Return the listing below in full, with every line exactly as it is.
- - -
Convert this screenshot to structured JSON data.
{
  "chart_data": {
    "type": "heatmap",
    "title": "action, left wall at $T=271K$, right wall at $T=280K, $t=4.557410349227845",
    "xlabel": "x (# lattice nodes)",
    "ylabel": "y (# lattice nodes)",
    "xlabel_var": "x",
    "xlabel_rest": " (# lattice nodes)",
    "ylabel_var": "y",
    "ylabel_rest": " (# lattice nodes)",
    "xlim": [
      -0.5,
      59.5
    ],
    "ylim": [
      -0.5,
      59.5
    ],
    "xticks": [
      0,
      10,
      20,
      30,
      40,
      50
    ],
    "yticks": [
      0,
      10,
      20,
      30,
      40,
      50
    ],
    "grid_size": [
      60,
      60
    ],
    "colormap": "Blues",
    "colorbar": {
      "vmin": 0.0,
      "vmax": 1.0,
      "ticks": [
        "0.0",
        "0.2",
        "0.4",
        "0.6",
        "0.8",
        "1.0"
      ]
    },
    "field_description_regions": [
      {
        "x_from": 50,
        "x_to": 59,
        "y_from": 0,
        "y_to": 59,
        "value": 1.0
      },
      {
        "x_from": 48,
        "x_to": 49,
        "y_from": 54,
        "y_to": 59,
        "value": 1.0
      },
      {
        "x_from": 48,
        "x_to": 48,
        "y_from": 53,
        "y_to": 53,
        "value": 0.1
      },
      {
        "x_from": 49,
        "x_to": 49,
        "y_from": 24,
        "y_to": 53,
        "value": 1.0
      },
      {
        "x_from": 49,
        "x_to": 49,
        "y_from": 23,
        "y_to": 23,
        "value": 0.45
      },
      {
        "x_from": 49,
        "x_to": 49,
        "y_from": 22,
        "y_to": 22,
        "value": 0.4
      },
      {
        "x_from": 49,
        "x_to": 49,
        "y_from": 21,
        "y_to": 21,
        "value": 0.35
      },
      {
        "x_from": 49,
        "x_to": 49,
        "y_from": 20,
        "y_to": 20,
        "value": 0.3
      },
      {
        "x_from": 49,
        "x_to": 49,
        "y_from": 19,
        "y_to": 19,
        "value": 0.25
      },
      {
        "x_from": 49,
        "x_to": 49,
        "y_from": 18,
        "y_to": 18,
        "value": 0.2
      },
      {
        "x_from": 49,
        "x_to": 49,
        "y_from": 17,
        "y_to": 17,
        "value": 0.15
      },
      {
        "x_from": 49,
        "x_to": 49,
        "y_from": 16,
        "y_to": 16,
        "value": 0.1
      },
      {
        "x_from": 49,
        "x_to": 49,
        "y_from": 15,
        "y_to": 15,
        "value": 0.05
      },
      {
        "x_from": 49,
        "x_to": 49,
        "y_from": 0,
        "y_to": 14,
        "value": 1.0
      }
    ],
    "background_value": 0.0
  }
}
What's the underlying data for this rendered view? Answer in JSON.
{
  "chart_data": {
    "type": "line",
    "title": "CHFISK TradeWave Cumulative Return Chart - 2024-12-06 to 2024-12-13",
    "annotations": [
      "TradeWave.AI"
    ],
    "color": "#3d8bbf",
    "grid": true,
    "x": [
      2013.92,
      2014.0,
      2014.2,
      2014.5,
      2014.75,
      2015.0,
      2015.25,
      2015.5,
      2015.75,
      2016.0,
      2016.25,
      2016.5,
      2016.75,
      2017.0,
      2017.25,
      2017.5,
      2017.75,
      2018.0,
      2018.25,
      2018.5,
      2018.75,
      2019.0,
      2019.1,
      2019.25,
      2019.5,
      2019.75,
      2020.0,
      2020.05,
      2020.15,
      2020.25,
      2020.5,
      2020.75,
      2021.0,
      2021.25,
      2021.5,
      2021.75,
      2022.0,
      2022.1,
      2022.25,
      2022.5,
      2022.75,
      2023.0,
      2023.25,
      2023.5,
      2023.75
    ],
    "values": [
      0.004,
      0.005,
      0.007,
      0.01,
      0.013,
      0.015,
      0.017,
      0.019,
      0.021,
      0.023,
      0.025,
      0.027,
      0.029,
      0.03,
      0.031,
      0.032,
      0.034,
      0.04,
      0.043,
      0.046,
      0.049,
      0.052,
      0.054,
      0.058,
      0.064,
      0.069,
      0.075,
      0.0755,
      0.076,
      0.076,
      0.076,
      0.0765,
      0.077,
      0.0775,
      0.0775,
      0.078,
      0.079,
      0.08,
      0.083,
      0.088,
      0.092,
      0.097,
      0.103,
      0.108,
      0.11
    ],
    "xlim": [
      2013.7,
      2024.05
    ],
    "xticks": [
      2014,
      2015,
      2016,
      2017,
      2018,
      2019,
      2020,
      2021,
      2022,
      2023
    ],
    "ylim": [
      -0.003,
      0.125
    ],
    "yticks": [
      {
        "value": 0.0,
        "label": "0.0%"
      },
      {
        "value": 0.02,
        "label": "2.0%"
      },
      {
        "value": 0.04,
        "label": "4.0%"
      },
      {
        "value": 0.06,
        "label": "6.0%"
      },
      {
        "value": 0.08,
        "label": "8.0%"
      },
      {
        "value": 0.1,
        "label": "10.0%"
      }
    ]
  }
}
- - -
**Answer to this problem**
Convert this screenshot to structured JSON data.
{
  "chart_data": {
    "type": "heatmap",
    "title": "action, left wall at $T=271K$, right wall at $T=280K, $t=4.557410349227845",
    "xlabel": "x (# lattice nodes)",
    "ylabel": "y (# lattice nodes)",
    "xlabel_var": "x",
    "xlabel_rest": " (# lattice nodes)",
    "ylabel_var": "y",
    "ylabel_rest": " (# lattice nodes)",
    "xlim": [
      -0.5,
      59.5
    ],
    "ylim": [
      -0.5,
      59.5
    ],
    "xticks": [
      0,
      10,
      20,
      30,
      40,
      50
    ],
    "yticks": [
      0,
      10,
      20,
      30,
      40,
      50
    ],
    "grid_size": [
      60,
      60
    ],
    "colormap": "Blues",
    "colorbar": {
      "vmin": 0.0,
      "vmax": 1.0,
      "ticks": [
        "0.0",
        "0.2",
        "0.4",
        "0.6",
        "0.8",
        "1.0"
      ]
    },
    "field_description_regions": [
      {
        "x_from": 50,
        "x_to": 59,
        "y_from": 0,
        "y_to": 59,
        "value": 1.0
      },
      {
        "x_from": 48,
        "x_to": 49,
        "y_from": 54,
        "y_to": 59,
        "value": 1.0
      },
      {
        "x_from": 48,
        "x_to": 48,
        "y_from": 53,
        "y_to": 53,
        "value": 0.1
      },
      {
        "x_from": 49,
        "x_to": 49,
        "y_from": 24,
        "y_to": 53,
        "value": 1.0
      },
      {
        "x_from": 49,
        "x_to": 49,
        "y_from": 23,
        "y_to": 23,
        "value": 0.45
      },
      {
        "x_from": 49,
        "x_to": 49,
        "y_from": 22,
        "y_to": 22,
        "value": 0.4
      },
      {
        "x_from": 49,
        "x_to": 49,
        "y_from": 21,
        "y_to": 21,
        "value": 0.35
      },
      {
        "x_from": 49,
        "x_to": 49,
        "y_from": 20,
        "y_to": 20,
        "value": 0.3
      },
      {
        "x_from": 49,
        "x_to": 49,
        "y_from": 19,
        "y_to": 19,
        "value": 0.25
      },
      {
        "x_from": 49,
        "x_to": 49,
        "y_from": 18,
        "y_to": 18,
        "value": 0.2
      },
      {
        "x_from": 49,
        "x_to": 49,
        "y_from": 17,
        "y_to": 17,
        "value": 0.15
      },
      {
        "x_from": 49,
        "x_to": 49,
        "y_from": 16,
        "y_to": 16,
        "value": 0.1
      },
      {
        "x_from": 49,
        "x_to": 49,
        "y_from": 15,
        "y_to": 15,
        "value": 0.05
      },
      {
        "x_from": 49,
        "x_to": 49,
        "y_from": 0,
        "y_to": 14,
        "value": 1.0
      }
    ],
    "background_value": 0.0
  }
}
What's the underlying data for this rendered view? Answer in JSON.
{
  "chart_data": {
    "type": "line",
    "title": "CHFISK TradeWave Cumulative Return Chart - 2024-12-06 to 2024-12-13",
    "annotations": [
      "TradeWave.AI"
    ],
    "color": "#3d8bbf",
    "grid": true,
    "x": [
      2013.92,
      2014.0,
      2014.2,
      2014.5,
      2014.75,
      2015.0,
      2015.25,
      2015.5,
      2015.75,
      2016.0,
      2016.25,
      2016.5,
      2016.75,
      2017.0,
      2017.25,
      2017.5,
      2017.75,
      2018.0,
      2018.25,
      2018.5,
      2018.75,
      2019.0,
      2019.1,
      2019.25,
      2019.5,
      2019.75,
      2020.0,
      2020.05,
      2020.15,
      2020.25,
      2020.5,
      2020.75,
      2021.0,
      2021.25,
      2021.5,
      2021.75,
      2022.0,
      2022.1,
      2022.25,
      2022.5,
      2022.75,
      2023.0,
      2023.25,
      2023.5,
      2023.75
    ],
    "values": [
      0.004,
      0.005,
      0.007,
      0.01,
      0.013,
      0.015,
      0.017,
      0.019,
      0.021,
      0.023,
      0.025,
      0.027,
      0.029,
      0.03,
      0.031,
      0.032,
      0.034,
      0.04,
      0.043,
      0.046,
      0.049,
      0.052,
      0.054,
      0.058,
      0.064,
      0.069,
      0.075,
      0.0755,
      0.076,
      0.076,
      0.076,
      0.0765,
      0.077,
      0.0775,
      0.0775,
      0.078,
      0.079,
      0.08,
      0.083,
      0.088,
      0.092,
      0.097,
      0.103,
      0.108,
      0.11
    ],
    "xlim": [
      2013.7,
      2024.05
    ],
    "xticks": [
      2014,
      2015,
      2016,
      2017,
      2018,
      2019,
      2020,
      2021,
      2022,
      2023
    ],
    "ylim": [
      -0.003,
      0.125
    ],
    "yticks": [
      {
        "value": 0.0,
        "label": "0.0%"
      },
      {
        "value": 0.02,
        "label": "2.0%"
      },
      {
        "value": 0.04,
        "label": "4.0%"
      },
      {
        "value": 0.06,
        "label": "6.0%"
      },
      {
        "value": 0.08,
        "label": "8.0%"
      },
      {
        "value": 0.1,
        "label": "10.0%"
      }
    ]
  }
}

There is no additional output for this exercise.